*Work required:*
Every record below should be written out exactly; pictures stay out.

[Dataset listings of figures]
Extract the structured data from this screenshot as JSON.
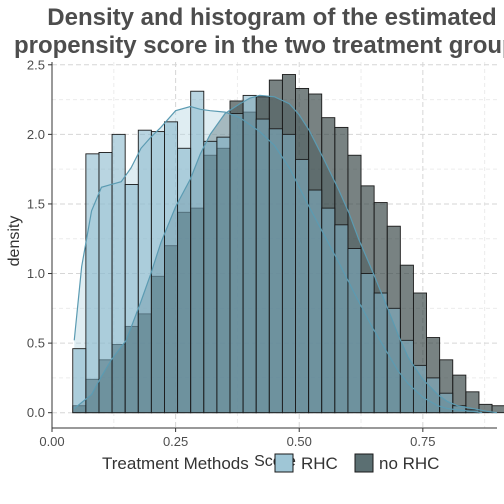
{
  "chart_data": {
    "type": "histogram",
    "title_line1": "Density and histogram of the estimated",
    "title_line2": "propensity score in the two treatment groups",
    "xlabel": "Score",
    "ylabel": "density",
    "xlim": [
      0.0,
      0.9
    ],
    "ylim": [
      0.0,
      2.5
    ],
    "x_ticks": [
      "0.00",
      "0.25",
      "0.50",
      "0.75"
    ],
    "x_tick_values": [
      0.0,
      0.25,
      0.5,
      0.75
    ],
    "y_ticks": [
      "0.0",
      "0.5",
      "1.0",
      "1.5",
      "2.0",
      "2.5"
    ],
    "y_tick_values": [
      0.0,
      0.5,
      1.0,
      1.5,
      2.0,
      2.5
    ],
    "grid": true,
    "bin_edges_start": 0.042,
    "bin_width": 0.0265,
    "legend": {
      "title": "Treatment Methods",
      "position": "bottom",
      "items": [
        "RHC",
        "no RHC"
      ]
    },
    "colors": {
      "rhc_fill": "#7fb3c8",
      "norhc_fill": "#2f3f3f",
      "rhc_density_fill": "#b8d6e2",
      "norhc_density_fill": "#5f7a80",
      "outline": "#1a1a1a",
      "density_line": "#5b9bb2"
    },
    "series": [
      {
        "name": "RHC",
        "histogram": [
          0.46,
          1.86,
          1.87,
          2.0,
          1.64,
          2.03,
          2.02,
          2.09,
          1.9,
          2.31,
          1.95,
          1.98,
          2.15,
          2.28,
          2.11,
          2.04,
          2.0,
          1.82,
          1.6,
          1.47,
          1.35,
          1.18,
          1.0,
          0.86,
          0.75,
          0.52,
          0.34,
          0.25,
          0.14,
          0.05,
          0.02,
          0.0,
          0.0
        ],
        "density_x": [
          0.045,
          0.06,
          0.08,
          0.1,
          0.12,
          0.14,
          0.16,
          0.18,
          0.2,
          0.22,
          0.25,
          0.28,
          0.3,
          0.32,
          0.35,
          0.38,
          0.4,
          0.42,
          0.45,
          0.48,
          0.5,
          0.52,
          0.55,
          0.58,
          0.6,
          0.62,
          0.65,
          0.68,
          0.7,
          0.72,
          0.75,
          0.78,
          0.8,
          0.82,
          0.85,
          0.87
        ],
        "density_y": [
          0.52,
          1.05,
          1.45,
          1.62,
          1.64,
          1.66,
          1.76,
          1.9,
          1.98,
          2.05,
          2.17,
          2.2,
          2.18,
          2.17,
          2.16,
          2.12,
          2.07,
          2.02,
          1.92,
          1.76,
          1.62,
          1.48,
          1.28,
          1.08,
          0.94,
          0.8,
          0.6,
          0.42,
          0.3,
          0.21,
          0.11,
          0.05,
          0.03,
          0.02,
          0.01,
          0.0
        ]
      },
      {
        "name": "no RHC",
        "histogram": [
          0.05,
          0.24,
          0.38,
          0.49,
          0.62,
          0.71,
          0.98,
          1.2,
          1.44,
          1.47,
          1.85,
          1.9,
          2.24,
          2.16,
          2.27,
          2.39,
          2.43,
          2.33,
          2.29,
          2.12,
          2.05,
          1.85,
          1.63,
          1.51,
          1.34,
          1.06,
          0.86,
          0.54,
          0.38,
          0.27,
          0.15,
          0.06,
          0.05,
          0.05,
          0.01
        ],
        "density_x": [
          0.045,
          0.08,
          0.1,
          0.12,
          0.15,
          0.18,
          0.2,
          0.22,
          0.25,
          0.28,
          0.3,
          0.32,
          0.35,
          0.38,
          0.4,
          0.42,
          0.45,
          0.48,
          0.5,
          0.52,
          0.55,
          0.58,
          0.6,
          0.62,
          0.65,
          0.68,
          0.7,
          0.72,
          0.75,
          0.78,
          0.8,
          0.82,
          0.85,
          0.88,
          0.9
        ],
        "density_y": [
          0.03,
          0.13,
          0.26,
          0.38,
          0.52,
          0.8,
          1.0,
          1.22,
          1.48,
          1.68,
          1.86,
          2.0,
          2.15,
          2.22,
          2.26,
          2.28,
          2.27,
          2.22,
          2.14,
          2.03,
          1.82,
          1.6,
          1.44,
          1.25,
          1.0,
          0.74,
          0.56,
          0.4,
          0.24,
          0.13,
          0.08,
          0.05,
          0.03,
          0.01,
          0.0
        ]
      }
    ]
  }
}
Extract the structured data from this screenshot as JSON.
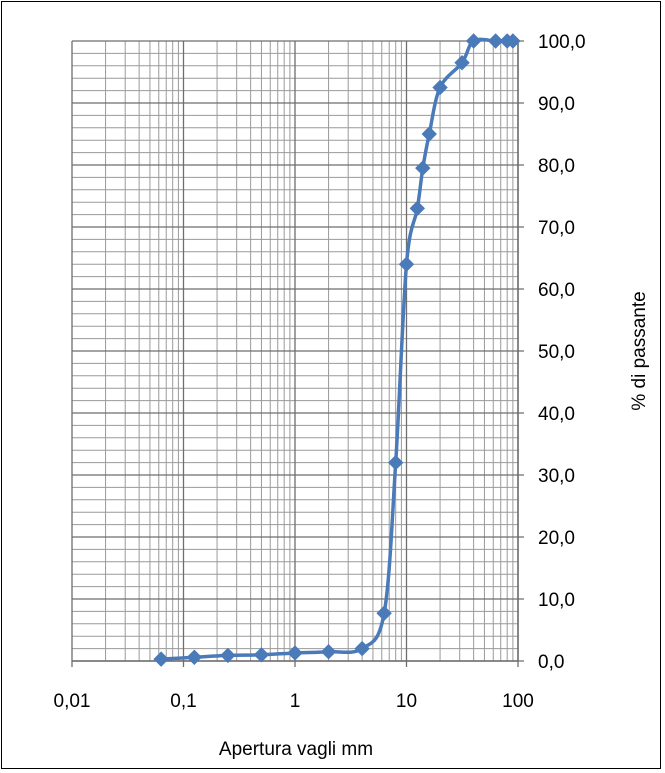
{
  "chart_data": {
    "type": "line",
    "xlabel": "Apertura  vagli mm",
    "ylabel": "% di passante",
    "x_scale": "log",
    "xlim": [
      0.01,
      100
    ],
    "ylim": [
      0,
      100
    ],
    "x_ticks": [
      0.01,
      0.1,
      1,
      10,
      100
    ],
    "x_tick_labels": [
      "0,01",
      "0,1",
      "1",
      "10",
      "100"
    ],
    "y_ticks": [
      0,
      10,
      20,
      30,
      40,
      50,
      60,
      70,
      80,
      90,
      100
    ],
    "y_tick_labels": [
      "0,0",
      "10,0",
      "20,0",
      "30,0",
      "40,0",
      "50,0",
      "60,0",
      "70,0",
      "80,0",
      "90,0",
      "100,0"
    ],
    "y_axis_side": "right",
    "grid": true,
    "series": [
      {
        "color": "#4a7ab8",
        "marker": "diamond",
        "points": [
          {
            "x": 0.063,
            "y": 0.3
          },
          {
            "x": 0.125,
            "y": 0.6
          },
          {
            "x": 0.25,
            "y": 0.9
          },
          {
            "x": 0.5,
            "y": 1.0
          },
          {
            "x": 1,
            "y": 1.3
          },
          {
            "x": 2,
            "y": 1.5
          },
          {
            "x": 4,
            "y": 2.0
          },
          {
            "x": 6.3,
            "y": 7.7
          },
          {
            "x": 8,
            "y": 32
          },
          {
            "x": 10,
            "y": 64
          },
          {
            "x": 12.5,
            "y": 73
          },
          {
            "x": 14,
            "y": 79.5
          },
          {
            "x": 16,
            "y": 85
          },
          {
            "x": 20,
            "y": 92.5
          },
          {
            "x": 31.5,
            "y": 96.5
          },
          {
            "x": 40,
            "y": 100
          },
          {
            "x": 63,
            "y": 100
          },
          {
            "x": 80,
            "y": 100
          },
          {
            "x": 90,
            "y": 100
          }
        ]
      }
    ]
  }
}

*Response to the task:*
Extract the structured data from this screenshot as JSON.
{
  "chart_data": {
    "type": "histogram",
    "title_line1": "Density and histogram of the estimated",
    "title_line2": "propensity score in the two treatment groups",
    "xlabel": "Score",
    "ylabel": "density",
    "xlim": [
      0.0,
      0.9
    ],
    "ylim": [
      0.0,
      2.5
    ],
    "x_ticks": [
      "0.00",
      "0.25",
      "0.50",
      "0.75"
    ],
    "x_tick_values": [
      0.0,
      0.25,
      0.5,
      0.75
    ],
    "y_ticks": [
      "0.0",
      "0.5",
      "1.0",
      "1.5",
      "2.0",
      "2.5"
    ],
    "y_tick_values": [
      0.0,
      0.5,
      1.0,
      1.5,
      2.0,
      2.5
    ],
    "grid": true,
    "bin_edges_start": 0.042,
    "bin_width": 0.0265,
    "legend": {
      "title": "Treatment Methods",
      "position": "bottom",
      "items": [
        "RHC",
        "no RHC"
      ]
    },
    "colors": {
      "rhc_fill": "#7fb3c8",
      "norhc_fill": "#2f3f3f",
      "rhc_density_fill": "#b8d6e2",
      "norhc_density_fill": "#5f7a80",
      "outline": "#1a1a1a",
      "density_line": "#5b9bb2"
    },
    "series": [
      {
        "name": "RHC",
        "histogram": [
          0.46,
          1.86,
          1.87,
          2.0,
          1.64,
          2.03,
          2.02,
          2.09,
          1.9,
          2.31,
          1.95,
          1.98,
          2.15,
          2.28,
          2.11,
          2.04,
          2.0,
          1.82,
          1.6,
          1.47,
          1.35,
          1.18,
          1.0,
          0.86,
          0.75,
          0.52,
          0.34,
          0.25,
          0.14,
          0.05,
          0.02,
          0.0,
          0.0
        ],
        "density_x": [
          0.045,
          0.06,
          0.08,
          0.1,
          0.12,
          0.14,
          0.16,
          0.18,
          0.2,
          0.22,
          0.25,
          0.28,
          0.3,
          0.32,
          0.35,
          0.38,
          0.4,
          0.42,
          0.45,
          0.48,
          0.5,
          0.52,
          0.55,
          0.58,
          0.6,
          0.62,
          0.65,
          0.68,
          0.7,
          0.72,
          0.75,
          0.78,
          0.8,
          0.82,
          0.85,
          0.87
        ],
        "density_y": [
          0.52,
          1.05,
          1.45,
          1.62,
          1.64,
          1.66,
          1.76,
          1.9,
          1.98,
          2.05,
          2.17,
          2.2,
          2.18,
          2.17,
          2.16,
          2.12,
          2.07,
          2.02,
          1.92,
          1.76,
          1.62,
          1.48,
          1.28,
          1.08,
          0.94,
          0.8,
          0.6,
          0.42,
          0.3,
          0.21,
          0.11,
          0.05,
          0.03,
          0.02,
          0.01,
          0.0
        ]
      },
      {
        "name": "no RHC",
        "histogram": [
          0.05,
          0.24,
          0.38,
          0.49,
          0.62,
          0.71,
          0.98,
          1.2,
          1.44,
          1.47,
          1.85,
          1.9,
          2.24,
          2.16,
          2.27,
          2.39,
          2.43,
          2.33,
          2.29,
          2.12,
          2.05,
          1.85,
          1.63,
          1.51,
          1.34,
          1.06,
          0.86,
          0.54,
          0.38,
          0.27,
          0.15,
          0.06,
          0.05,
          0.05,
          0.01
        ],
        "density_x": [
          0.045,
          0.08,
          0.1,
          0.12,
          0.15,
          0.18,
          0.2,
          0.22,
          0.25,
          0.28,
          0.3,
          0.32,
          0.35,
          0.38,
          0.4,
          0.42,
          0.45,
          0.48,
          0.5,
          0.52,
          0.55,
          0.58,
          0.6,
          0.62,
          0.65,
          0.68,
          0.7,
          0.72,
          0.75,
          0.78,
          0.8,
          0.82,
          0.85,
          0.88,
          0.9
        ],
        "density_y": [
          0.03,
          0.13,
          0.26,
          0.38,
          0.52,
          0.8,
          1.0,
          1.22,
          1.48,
          1.68,
          1.86,
          2.0,
          2.15,
          2.22,
          2.26,
          2.28,
          2.27,
          2.22,
          2.14,
          2.03,
          1.82,
          1.6,
          1.44,
          1.25,
          1.0,
          0.74,
          0.56,
          0.4,
          0.24,
          0.13,
          0.08,
          0.05,
          0.03,
          0.01,
          0.0
        ]
      }
    ]
  }
}
Extract the structured data from this screenshot as JSON.
{
  "chart_data": {
    "type": "line",
    "xlabel": "Apertura  vagli mm",
    "ylabel": "% di passante",
    "x_scale": "log",
    "xlim": [
      0.01,
      100
    ],
    "ylim": [
      0,
      100
    ],
    "x_ticks": [
      0.01,
      0.1,
      1,
      10,
      100
    ],
    "x_tick_labels": [
      "0,01",
      "0,1",
      "1",
      "10",
      "100"
    ],
    "y_ticks": [
      0,
      10,
      20,
      30,
      40,
      50,
      60,
      70,
      80,
      90,
      100
    ],
    "y_tick_labels": [
      "0,0",
      "10,0",
      "20,0",
      "30,0",
      "40,0",
      "50,0",
      "60,0",
      "70,0",
      "80,0",
      "90,0",
      "100,0"
    ],
    "y_axis_side": "right",
    "grid": true,
    "series": [
      {
        "color": "#4a7ab8",
        "marker": "diamond",
        "points": [
          {
            "x": 0.063,
            "y": 0.3
          },
          {
            "x": 0.125,
            "y": 0.6
          },
          {
            "x": 0.25,
            "y": 0.9
          },
          {
            "x": 0.5,
            "y": 1.0
          },
          {
            "x": 1,
            "y": 1.3
          },
          {
            "x": 2,
            "y": 1.5
          },
          {
            "x": 4,
            "y": 2.0
          },
          {
            "x": 6.3,
            "y": 7.7
          },
          {
            "x": 8,
            "y": 32
          },
          {
            "x": 10,
            "y": 64
          },
          {
            "x": 12.5,
            "y": 73
          },
          {
            "x": 14,
            "y": 79.5
          },
          {
            "x": 16,
            "y": 85
          },
          {
            "x": 20,
            "y": 92.5
          },
          {
            "x": 31.5,
            "y": 96.5
          },
          {
            "x": 40,
            "y": 100
          },
          {
            "x": 63,
            "y": 100
          },
          {
            "x": 80,
            "y": 100
          },
          {
            "x": 90,
            "y": 100
          }
        ]
      }
    ]
  }
}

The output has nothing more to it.